[Opening Data excerpts section]

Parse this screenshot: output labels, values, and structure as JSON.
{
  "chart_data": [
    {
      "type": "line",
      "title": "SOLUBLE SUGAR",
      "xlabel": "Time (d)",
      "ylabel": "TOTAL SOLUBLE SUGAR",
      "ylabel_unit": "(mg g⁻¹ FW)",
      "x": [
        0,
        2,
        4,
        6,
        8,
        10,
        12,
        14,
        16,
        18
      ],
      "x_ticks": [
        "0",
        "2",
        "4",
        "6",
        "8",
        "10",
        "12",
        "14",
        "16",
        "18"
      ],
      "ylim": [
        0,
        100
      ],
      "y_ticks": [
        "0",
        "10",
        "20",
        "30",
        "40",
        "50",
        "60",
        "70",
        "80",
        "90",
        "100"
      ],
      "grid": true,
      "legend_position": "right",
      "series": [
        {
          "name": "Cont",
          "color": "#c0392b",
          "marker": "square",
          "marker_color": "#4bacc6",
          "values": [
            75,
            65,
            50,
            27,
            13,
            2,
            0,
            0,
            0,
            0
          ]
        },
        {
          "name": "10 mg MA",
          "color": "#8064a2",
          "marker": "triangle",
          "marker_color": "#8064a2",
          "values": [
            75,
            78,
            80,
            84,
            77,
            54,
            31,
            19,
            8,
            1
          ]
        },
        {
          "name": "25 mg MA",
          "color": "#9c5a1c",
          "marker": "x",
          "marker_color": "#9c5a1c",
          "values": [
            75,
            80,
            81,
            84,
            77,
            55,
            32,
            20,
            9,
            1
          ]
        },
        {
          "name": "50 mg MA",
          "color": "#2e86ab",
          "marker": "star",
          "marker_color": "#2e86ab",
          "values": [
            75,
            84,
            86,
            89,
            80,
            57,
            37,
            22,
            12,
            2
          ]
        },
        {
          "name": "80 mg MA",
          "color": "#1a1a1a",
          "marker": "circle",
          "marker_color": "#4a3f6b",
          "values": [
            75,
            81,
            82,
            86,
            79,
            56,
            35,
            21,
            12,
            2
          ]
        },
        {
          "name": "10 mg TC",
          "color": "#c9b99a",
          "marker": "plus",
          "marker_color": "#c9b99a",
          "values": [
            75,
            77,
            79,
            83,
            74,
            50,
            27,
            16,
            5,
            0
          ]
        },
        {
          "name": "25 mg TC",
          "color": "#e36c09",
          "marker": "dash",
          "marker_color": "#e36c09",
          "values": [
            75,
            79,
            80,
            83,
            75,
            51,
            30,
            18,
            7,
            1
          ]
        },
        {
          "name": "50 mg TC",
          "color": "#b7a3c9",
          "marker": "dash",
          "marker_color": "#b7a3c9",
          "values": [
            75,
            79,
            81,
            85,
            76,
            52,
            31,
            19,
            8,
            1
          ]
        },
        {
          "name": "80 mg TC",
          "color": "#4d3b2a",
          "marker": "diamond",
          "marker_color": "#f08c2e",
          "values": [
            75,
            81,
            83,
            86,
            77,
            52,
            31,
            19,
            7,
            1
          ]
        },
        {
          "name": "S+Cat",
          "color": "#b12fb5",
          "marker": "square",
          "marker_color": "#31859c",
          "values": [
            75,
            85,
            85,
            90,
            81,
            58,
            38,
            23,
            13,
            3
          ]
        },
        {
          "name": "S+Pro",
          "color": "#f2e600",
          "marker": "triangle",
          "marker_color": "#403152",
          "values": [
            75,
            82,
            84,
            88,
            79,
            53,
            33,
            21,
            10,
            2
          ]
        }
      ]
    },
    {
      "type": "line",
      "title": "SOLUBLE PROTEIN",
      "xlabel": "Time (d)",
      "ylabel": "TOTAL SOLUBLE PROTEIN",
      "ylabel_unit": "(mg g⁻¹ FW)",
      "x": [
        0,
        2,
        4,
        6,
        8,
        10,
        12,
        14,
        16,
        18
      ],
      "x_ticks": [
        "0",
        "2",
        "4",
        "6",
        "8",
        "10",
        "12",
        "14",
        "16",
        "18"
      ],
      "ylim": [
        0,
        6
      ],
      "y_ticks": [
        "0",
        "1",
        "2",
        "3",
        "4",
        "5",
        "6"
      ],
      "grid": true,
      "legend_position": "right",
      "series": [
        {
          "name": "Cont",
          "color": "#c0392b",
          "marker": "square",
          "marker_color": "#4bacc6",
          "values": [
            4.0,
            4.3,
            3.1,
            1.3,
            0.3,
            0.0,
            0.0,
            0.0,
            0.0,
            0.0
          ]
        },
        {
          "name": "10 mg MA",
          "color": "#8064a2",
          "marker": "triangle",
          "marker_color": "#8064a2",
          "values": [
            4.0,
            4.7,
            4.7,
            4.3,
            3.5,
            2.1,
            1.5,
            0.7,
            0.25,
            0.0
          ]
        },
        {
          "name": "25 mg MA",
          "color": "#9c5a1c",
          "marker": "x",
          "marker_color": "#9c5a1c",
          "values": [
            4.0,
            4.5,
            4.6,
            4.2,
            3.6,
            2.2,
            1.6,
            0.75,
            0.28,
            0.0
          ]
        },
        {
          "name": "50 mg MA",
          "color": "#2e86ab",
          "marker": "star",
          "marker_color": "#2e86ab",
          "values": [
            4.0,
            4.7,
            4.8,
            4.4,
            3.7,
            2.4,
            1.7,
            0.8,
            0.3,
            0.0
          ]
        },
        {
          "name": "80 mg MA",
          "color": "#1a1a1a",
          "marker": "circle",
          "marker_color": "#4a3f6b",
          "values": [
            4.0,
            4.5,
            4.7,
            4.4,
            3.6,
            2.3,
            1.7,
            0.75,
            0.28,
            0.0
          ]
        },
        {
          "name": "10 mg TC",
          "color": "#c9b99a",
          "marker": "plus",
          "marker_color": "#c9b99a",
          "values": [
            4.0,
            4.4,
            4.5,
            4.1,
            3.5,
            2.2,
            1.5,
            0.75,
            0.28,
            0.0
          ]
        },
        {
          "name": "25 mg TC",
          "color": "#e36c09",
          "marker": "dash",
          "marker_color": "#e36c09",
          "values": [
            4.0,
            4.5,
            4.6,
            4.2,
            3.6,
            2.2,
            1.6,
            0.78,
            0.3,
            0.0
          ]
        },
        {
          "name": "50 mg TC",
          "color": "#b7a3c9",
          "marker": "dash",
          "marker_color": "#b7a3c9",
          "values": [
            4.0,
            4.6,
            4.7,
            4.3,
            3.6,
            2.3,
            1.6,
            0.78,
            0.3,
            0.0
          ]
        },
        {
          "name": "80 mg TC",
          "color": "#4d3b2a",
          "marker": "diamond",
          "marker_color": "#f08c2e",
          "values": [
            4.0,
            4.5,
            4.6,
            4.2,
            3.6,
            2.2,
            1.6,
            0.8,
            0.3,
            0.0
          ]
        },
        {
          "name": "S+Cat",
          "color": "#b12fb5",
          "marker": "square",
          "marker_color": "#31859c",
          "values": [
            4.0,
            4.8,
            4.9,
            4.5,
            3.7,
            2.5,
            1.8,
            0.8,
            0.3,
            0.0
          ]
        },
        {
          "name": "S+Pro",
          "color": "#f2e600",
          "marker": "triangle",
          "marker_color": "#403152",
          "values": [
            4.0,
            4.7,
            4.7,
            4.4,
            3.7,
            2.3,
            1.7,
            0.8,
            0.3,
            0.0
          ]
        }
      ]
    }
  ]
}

[Closing Data excerpts section]

### Instructions to follow
Above are the records; set each one down word for word.

### Exercise response
Parse this screenshot: output labels, values, and structure as JSON.
{
  "chart_data": [
    {
      "type": "line",
      "title": "SOLUBLE SUGAR",
      "xlabel": "Time (d)",
      "ylabel": "TOTAL SOLUBLE SUGAR",
      "ylabel_unit": "(mg g⁻¹ FW)",
      "x": [
        0,
        2,
        4,
        6,
        8,
        10,
        12,
        14,
        16,
        18
      ],
      "x_ticks": [
        "0",
        "2",
        "4",
        "6",
        "8",
        "10",
        "12",
        "14",
        "16",
        "18"
      ],
      "ylim": [
        0,
        100
      ],
      "y_ticks": [
        "0",
        "10",
        "20",
        "30",
        "40",
        "50",
        "60",
        "70",
        "80",
        "90",
        "100"
      ],
      "grid": true,
      "legend_position": "right",
      "series": [
        {
          "name": "Cont",
          "color": "#c0392b",
          "marker": "square",
          "marker_color": "#4bacc6",
          "values": [
            75,
            65,
            50,
            27,
            13,
            2,
            0,
            0,
            0,
            0
          ]
        },
        {
          "name": "10 mg MA",
          "color": "#8064a2",
          "marker": "triangle",
          "marker_color": "#8064a2",
          "values": [
            75,
            78,
            80,
            84,
            77,
            54,
            31,
            19,
            8,
            1
          ]
        },
        {
          "name": "25 mg MA",
          "color": "#9c5a1c",
          "marker": "x",
          "marker_color": "#9c5a1c",
          "values": [
            75,
            80,
            81,
            84,
            77,
            55,
            32,
            20,
            9,
            1
          ]
        },
        {
          "name": "50 mg MA",
          "color": "#2e86ab",
          "marker": "star",
          "marker_color": "#2e86ab",
          "values": [
            75,
            84,
            86,
            89,
            80,
            57,
            37,
            22,
            12,
            2
          ]
        },
        {
          "name": "80 mg MA",
          "color": "#1a1a1a",
          "marker": "circle",
          "marker_color": "#4a3f6b",
          "values": [
            75,
            81,
            82,
            86,
            79,
            56,
            35,
            21,
            12,
            2
          ]
        },
        {
          "name": "10 mg TC",
          "color": "#c9b99a",
          "marker": "plus",
          "marker_color": "#c9b99a",
          "values": [
            75,
            77,
            79,
            83,
            74,
            50,
            27,
            16,
            5,
            0
          ]
        },
        {
          "name": "25 mg TC",
          "color": "#e36c09",
          "marker": "dash",
          "marker_color": "#e36c09",
          "values": [
            75,
            79,
            80,
            83,
            75,
            51,
            30,
            18,
            7,
            1
          ]
        },
        {
          "name": "50 mg TC",
          "color": "#b7a3c9",
          "marker": "dash",
          "marker_color": "#b7a3c9",
          "values": [
            75,
            79,
            81,
            85,
            76,
            52,
            31,
            19,
            8,
            1
          ]
        },
        {
          "name": "80 mg TC",
          "color": "#4d3b2a",
          "marker": "diamond",
          "marker_color": "#f08c2e",
          "values": [
            75,
            81,
            83,
            86,
            77,
            52,
            31,
            19,
            7,
            1
          ]
        },
        {
          "name": "S+Cat",
          "color": "#b12fb5",
          "marker": "square",
          "marker_color": "#31859c",
          "values": [
            75,
            85,
            85,
            90,
            81,
            58,
            38,
            23,
            13,
            3
          ]
        },
        {
          "name": "S+Pro",
          "color": "#f2e600",
          "marker": "triangle",
          "marker_color": "#403152",
          "values": [
            75,
            82,
            84,
            88,
            79,
            53,
            33,
            21,
            10,
            2
          ]
        }
      ]
    },
    {
      "type": "line",
      "title": "SOLUBLE PROTEIN",
      "xlabel": "Time (d)",
      "ylabel": "TOTAL SOLUBLE PROTEIN",
      "ylabel_unit": "(mg g⁻¹ FW)",
      "x": [
        0,
        2,
        4,
        6,
        8,
        10,
        12,
        14,
        16,
        18
      ],
      "x_ticks": [
        "0",
        "2",
        "4",
        "6",
        "8",
        "10",
        "12",
        "14",
        "16",
        "18"
      ],
      "ylim": [
        0,
        6
      ],
      "y_ticks": [
        "0",
        "1",
        "2",
        "3",
        "4",
        "5",
        "6"
      ],
      "grid": true,
      "legend_position": "right",
      "series": [
        {
          "name": "Cont",
          "color": "#c0392b",
          "marker": "square",
          "marker_color": "#4bacc6",
          "values": [
            4.0,
            4.3,
            3.1,
            1.3,
            0.3,
            0.0,
            0.0,
            0.0,
            0.0,
            0.0
          ]
        },
        {
          "name": "10 mg MA",
          "color": "#8064a2",
          "marker": "triangle",
          "marker_color": "#8064a2",
          "values": [
            4.0,
            4.7,
            4.7,
            4.3,
            3.5,
            2.1,
            1.5,
            0.7,
            0.25,
            0.0
          ]
        },
        {
          "name": "25 mg MA",
          "color": "#9c5a1c",
          "marker": "x",
          "marker_color": "#9c5a1c",
          "values": [
            4.0,
            4.5,
            4.6,
            4.2,
            3.6,
            2.2,
            1.6,
            0.75,
            0.28,
            0.0
          ]
        },
        {
          "name": "50 mg MA",
          "color": "#2e86ab",
          "marker": "star",
          "marker_color": "#2e86ab",
          "values": [
            4.0,
            4.7,
            4.8,
            4.4,
            3.7,
            2.4,
            1.7,
            0.8,
            0.3,
            0.0
          ]
        },
        {
          "name": "80 mg MA",
          "color": "#1a1a1a",
          "marker": "circle",
          "marker_color": "#4a3f6b",
          "values": [
            4.0,
            4.5,
            4.7,
            4.4,
            3.6,
            2.3,
            1.7,
            0.75,
            0.28,
            0.0
          ]
        },
        {
          "name": "10 mg TC",
          "color": "#c9b99a",
          "marker": "plus",
          "marker_color": "#c9b99a",
          "values": [
            4.0,
            4.4,
            4.5,
            4.1,
            3.5,
            2.2,
            1.5,
            0.75,
            0.28,
            0.0
          ]
        },
        {
          "name": "25 mg TC",
          "color": "#e36c09",
          "marker": "dash",
          "marker_color": "#e36c09",
          "values": [
            4.0,
            4.5,
            4.6,
            4.2,
            3.6,
            2.2,
            1.6,
            0.78,
            0.3,
            0.0
          ]
        },
        {
          "name": "50 mg TC",
          "color": "#b7a3c9",
          "marker": "dash",
          "marker_color": "#b7a3c9",
          "values": [
            4.0,
            4.6,
            4.7,
            4.3,
            3.6,
            2.3,
            1.6,
            0.78,
            0.3,
            0.0
          ]
        },
        {
          "name": "80 mg TC",
          "color": "#4d3b2a",
          "marker": "diamond",
          "marker_color": "#f08c2e",
          "values": [
            4.0,
            4.5,
            4.6,
            4.2,
            3.6,
            2.2,
            1.6,
            0.8,
            0.3,
            0.0
          ]
        },
        {
          "name": "S+Cat",
          "color": "#b12fb5",
          "marker": "square",
          "marker_color": "#31859c",
          "values": [
            4.0,
            4.8,
            4.9,
            4.5,
            3.7,
            2.5,
            1.8,
            0.8,
            0.3,
            0.0
          ]
        },
        {
          "name": "S+Pro",
          "color": "#f2e600",
          "marker": "triangle",
          "marker_color": "#403152",
          "values": [
            4.0,
            4.7,
            4.7,
            4.4,
            3.7,
            2.3,
            1.7,
            0.8,
            0.3,
            0.0
          ]
        }
      ]
    }
  ]
}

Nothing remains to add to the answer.